- TASK GOAL
Calculate how many lines in the following records hold the word "Search", and report that number without comment.

┄┄┄┄┄┄┄┄┄┄

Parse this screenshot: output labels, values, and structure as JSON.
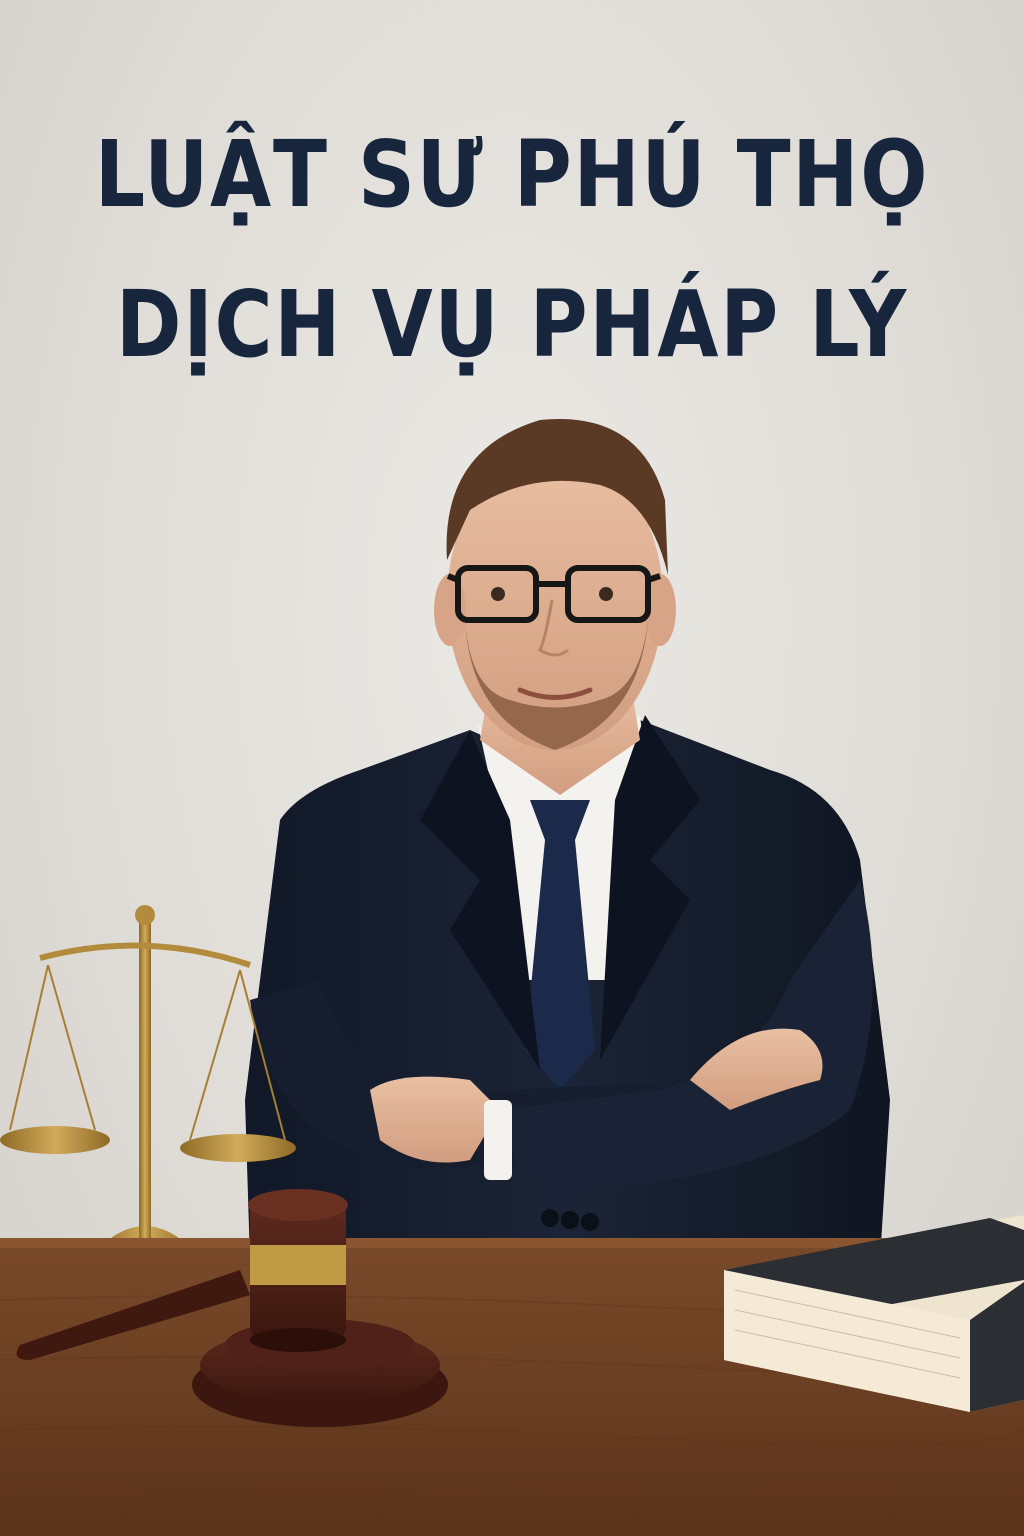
{
  "poster": {
    "title_line_1": "LUẬT SƯ PHÚ THỌ",
    "title_line_2": "DỊCH VỤ PHÁP LÝ"
  },
  "colors": {
    "background": "#e3e0db",
    "title": "#17253d",
    "suit": "#141c2b",
    "tie": "#1b2a4a",
    "desk": "#6e4225",
    "brass": "#b38b3c",
    "gavel": "#4a1f17",
    "book": "#2b2f33"
  },
  "icons": {
    "scales": "scales-of-justice-icon",
    "gavel": "gavel-icon",
    "book": "law-book-icon"
  }
}
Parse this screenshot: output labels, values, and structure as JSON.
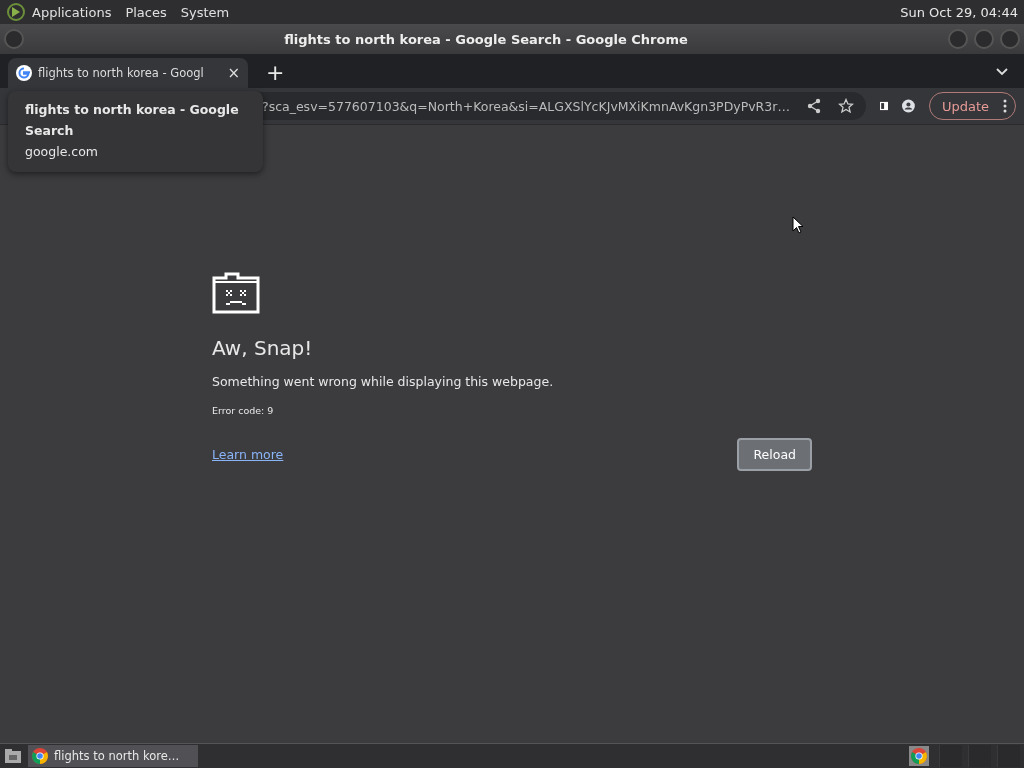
{
  "top_panel": {
    "menus": [
      "Applications",
      "Places",
      "System"
    ],
    "clock": "Sun Oct 29, 04:44"
  },
  "window": {
    "title": "flights to north korea - Google Search - Google Chrome"
  },
  "tabs": [
    {
      "label": "flights to north korea - Googl",
      "selected": true,
      "close": "×"
    }
  ],
  "new_tab": "+",
  "tooltip": {
    "title": "flights to north korea - Google Search",
    "domain": "google.com"
  },
  "address_bar": {
    "value": "?sca_esv=577607103&q=North+Korea&si=ALGXSlYcKJvMXiKmnAvKgn3PDyPvR3r…"
  },
  "update_button": "Update",
  "error": {
    "title": "Aw, Snap!",
    "message": "Something went wrong while displaying this webpage.",
    "code": "Error code: 9",
    "link": "Learn more",
    "button": "Reload"
  },
  "taskbar": {
    "items": [
      {
        "label": "flights to north kore…",
        "selected": true
      }
    ]
  }
}
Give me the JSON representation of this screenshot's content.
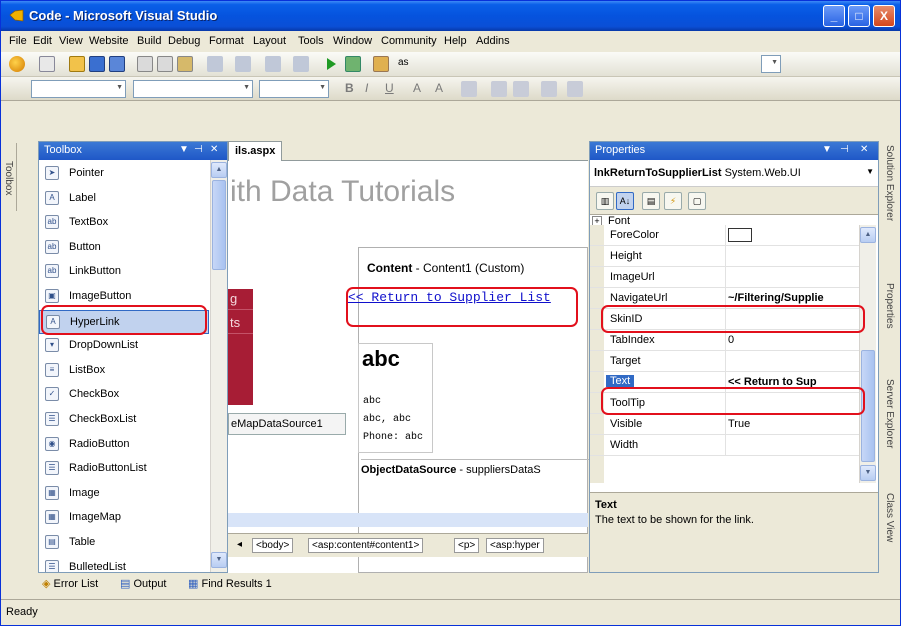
{
  "window": {
    "title": "Code - Microsoft Visual Studio",
    "minimize": "_",
    "restore": "□",
    "close": "X"
  },
  "menu": [
    "File",
    "Edit",
    "View",
    "Website",
    "Build",
    "Debug",
    "Format",
    "Layout",
    "Tools",
    "Window",
    "Community",
    "Help",
    "Addins"
  ],
  "toolbar": {
    "find_combo": "as",
    "format_buttons": [
      "B",
      "I",
      "U",
      "A",
      "A"
    ]
  },
  "left_side_tab": "Toolbox",
  "toolbox": {
    "title": "Toolbox",
    "items": [
      {
        "label": "Pointer",
        "icon": "pointer-icon",
        "glyph": "➤"
      },
      {
        "label": "Label",
        "icon": "label-icon",
        "glyph": "A"
      },
      {
        "label": "TextBox",
        "icon": "textbox-icon",
        "glyph": "ab"
      },
      {
        "label": "Button",
        "icon": "button-icon",
        "glyph": "ab"
      },
      {
        "label": "LinkButton",
        "icon": "linkbutton-icon",
        "glyph": "ab"
      },
      {
        "label": "ImageButton",
        "icon": "imagebutton-icon",
        "glyph": "▣"
      },
      {
        "label": "HyperLink",
        "icon": "hyperlink-icon",
        "glyph": "A"
      },
      {
        "label": "DropDownList",
        "icon": "dropdownlist-icon",
        "glyph": "▾"
      },
      {
        "label": "ListBox",
        "icon": "listbox-icon",
        "glyph": "≡"
      },
      {
        "label": "CheckBox",
        "icon": "checkbox-icon",
        "glyph": "✓"
      },
      {
        "label": "CheckBoxList",
        "icon": "checkboxlist-icon",
        "glyph": "☰"
      },
      {
        "label": "RadioButton",
        "icon": "radiobutton-icon",
        "glyph": "◉"
      },
      {
        "label": "RadioButtonList",
        "icon": "radiobuttonlist-icon",
        "glyph": "☰"
      },
      {
        "label": "Image",
        "icon": "image-icon",
        "glyph": "▦"
      },
      {
        "label": "ImageMap",
        "icon": "imagemap-icon",
        "glyph": "▦"
      },
      {
        "label": "Table",
        "icon": "table-icon",
        "glyph": "▤"
      },
      {
        "label": "BulletedList",
        "icon": "bulletedlist-icon",
        "glyph": "☰"
      }
    ],
    "selected_index": 6
  },
  "designer": {
    "tab_label": "ils.aspx",
    "heading": "ith Data Tutorials",
    "nav_letters": [
      "g",
      "ts"
    ],
    "content_name": "Content",
    "content_desc": " - Content1 (Custom)",
    "hyperlink_text": "<< Return to Supplier List",
    "abc_title": "abc",
    "abc_lines": [
      "abc",
      "abc, abc",
      "Phone: abc"
    ],
    "sitemap_label": "eMapDataSource1",
    "ods_name": "ObjectDataSource",
    "ods_desc": " - suppliersDataS",
    "breadcrumbs": [
      "<body>",
      "<asp:content#content1>",
      "<p>",
      "<asp:hyper"
    ]
  },
  "properties": {
    "title": "Properties",
    "object_name": "lnkReturnToSupplierList",
    "object_type": "System.Web.UI",
    "category": "Font",
    "rows": [
      {
        "name": "ForeColor",
        "value": ""
      },
      {
        "name": "Height",
        "value": ""
      },
      {
        "name": "ImageUrl",
        "value": ""
      },
      {
        "name": "NavigateUrl",
        "value": "~/Filtering/Supplie"
      },
      {
        "name": "SkinID",
        "value": ""
      },
      {
        "name": "TabIndex",
        "value": "0"
      },
      {
        "name": "Target",
        "value": ""
      },
      {
        "name": "Text",
        "value": "<< Return to Sup"
      },
      {
        "name": "ToolTip",
        "value": ""
      },
      {
        "name": "Visible",
        "value": "True"
      },
      {
        "name": "Width",
        "value": ""
      }
    ],
    "desc_title": "Text",
    "desc_body": "The text to be shown for the link."
  },
  "right_tabs": [
    "Solution Explorer",
    "Properties",
    "Server Explorer",
    "Class View"
  ],
  "bottom_tabs": [
    "Error List",
    "Output",
    "Find Results 1"
  ],
  "status": "Ready"
}
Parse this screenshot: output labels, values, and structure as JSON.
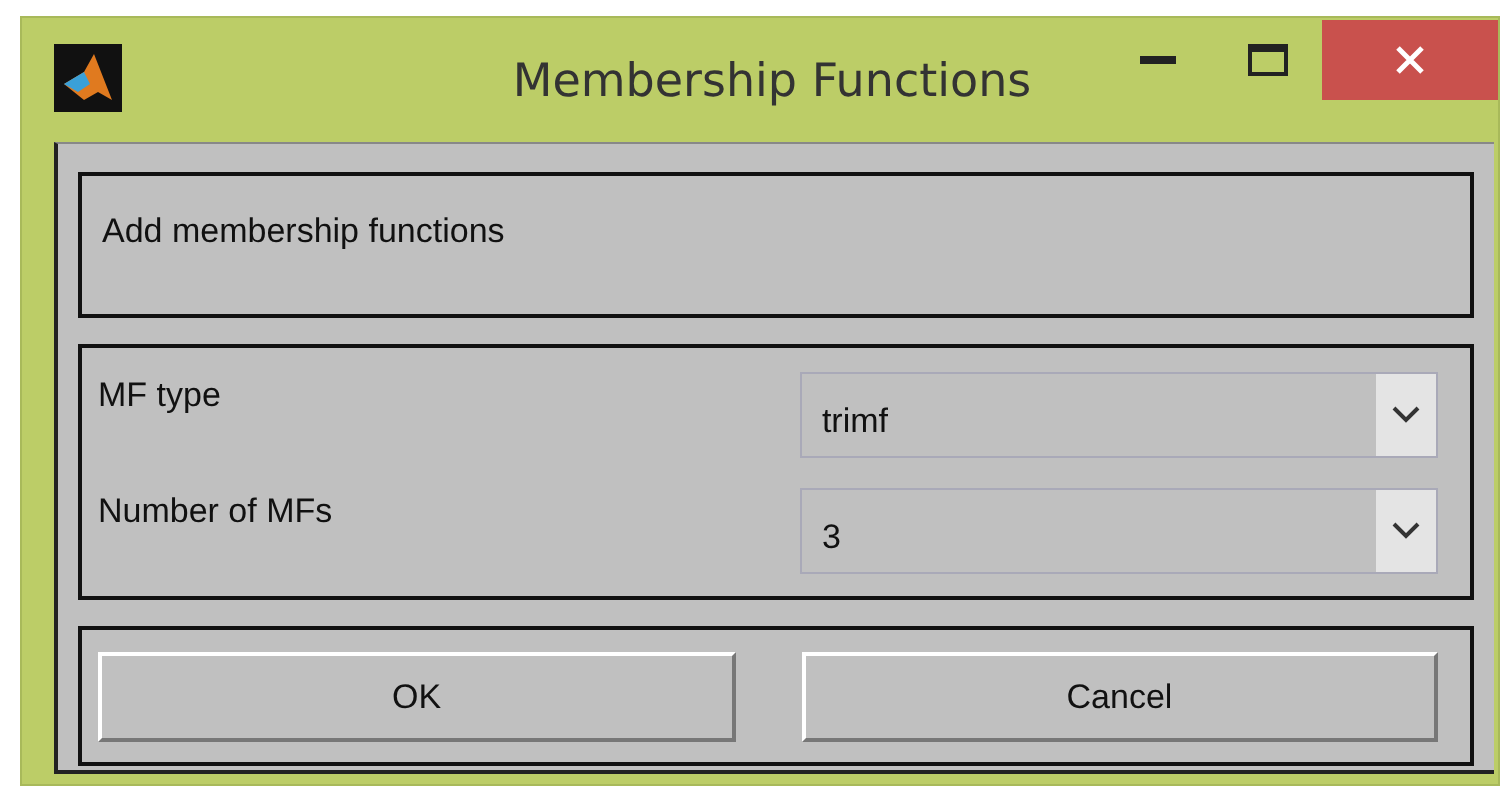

┄┄┄┄┄┄┄┄┄┄

- EXERCISE OUTPUT
2